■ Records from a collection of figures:
[BEGIN]
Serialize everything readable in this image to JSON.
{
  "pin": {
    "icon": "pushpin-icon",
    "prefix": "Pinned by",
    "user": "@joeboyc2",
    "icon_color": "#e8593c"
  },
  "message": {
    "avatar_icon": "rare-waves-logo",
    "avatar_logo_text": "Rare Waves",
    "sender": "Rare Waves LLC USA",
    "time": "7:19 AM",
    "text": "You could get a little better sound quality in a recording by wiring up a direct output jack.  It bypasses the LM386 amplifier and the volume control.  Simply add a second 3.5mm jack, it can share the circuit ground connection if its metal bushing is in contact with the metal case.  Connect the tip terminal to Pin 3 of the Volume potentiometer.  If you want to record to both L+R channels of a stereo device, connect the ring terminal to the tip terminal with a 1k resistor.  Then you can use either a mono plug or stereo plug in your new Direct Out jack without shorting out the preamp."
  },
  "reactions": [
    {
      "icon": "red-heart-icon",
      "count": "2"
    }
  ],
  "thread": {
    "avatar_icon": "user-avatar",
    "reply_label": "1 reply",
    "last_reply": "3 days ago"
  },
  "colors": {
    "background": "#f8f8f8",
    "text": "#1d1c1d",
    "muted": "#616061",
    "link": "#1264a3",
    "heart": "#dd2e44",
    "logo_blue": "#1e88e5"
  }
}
[END]
■ Job: Restate the data above word for word, please.

■ Output of the task:
Serialize everything readable in this image to JSON.
{
  "pin": {
    "icon": "pushpin-icon",
    "prefix": "Pinned by",
    "user": "@joeboyc2",
    "icon_color": "#e8593c"
  },
  "message": {
    "avatar_icon": "rare-waves-logo",
    "avatar_logo_text": "Rare Waves",
    "sender": "Rare Waves LLC USA",
    "time": "7:19 AM",
    "text": "You could get a little better sound quality in a recording by wiring up a direct output jack.  It bypasses the LM386 amplifier and the volume control.  Simply add a second 3.5mm jack, it can share the circuit ground connection if its metal bushing is in contact with the metal case.  Connect the tip terminal to Pin 3 of the Volume potentiometer.  If you want to record to both L+R channels of a stereo device, connect the ring terminal to the tip terminal with a 1k resistor.  Then you can use either a mono plug or stereo plug in your new Direct Out jack without shorting out the preamp."
  },
  "reactions": [
    {
      "icon": "red-heart-icon",
      "count": "2"
    }
  ],
  "thread": {
    "avatar_icon": "user-avatar",
    "reply_label": "1 reply",
    "last_reply": "3 days ago"
  },
  "colors": {
    "background": "#f8f8f8",
    "text": "#1d1c1d",
    "muted": "#616061",
    "link": "#1264a3",
    "heart": "#dd2e44",
    "logo_blue": "#1e88e5"
  }
}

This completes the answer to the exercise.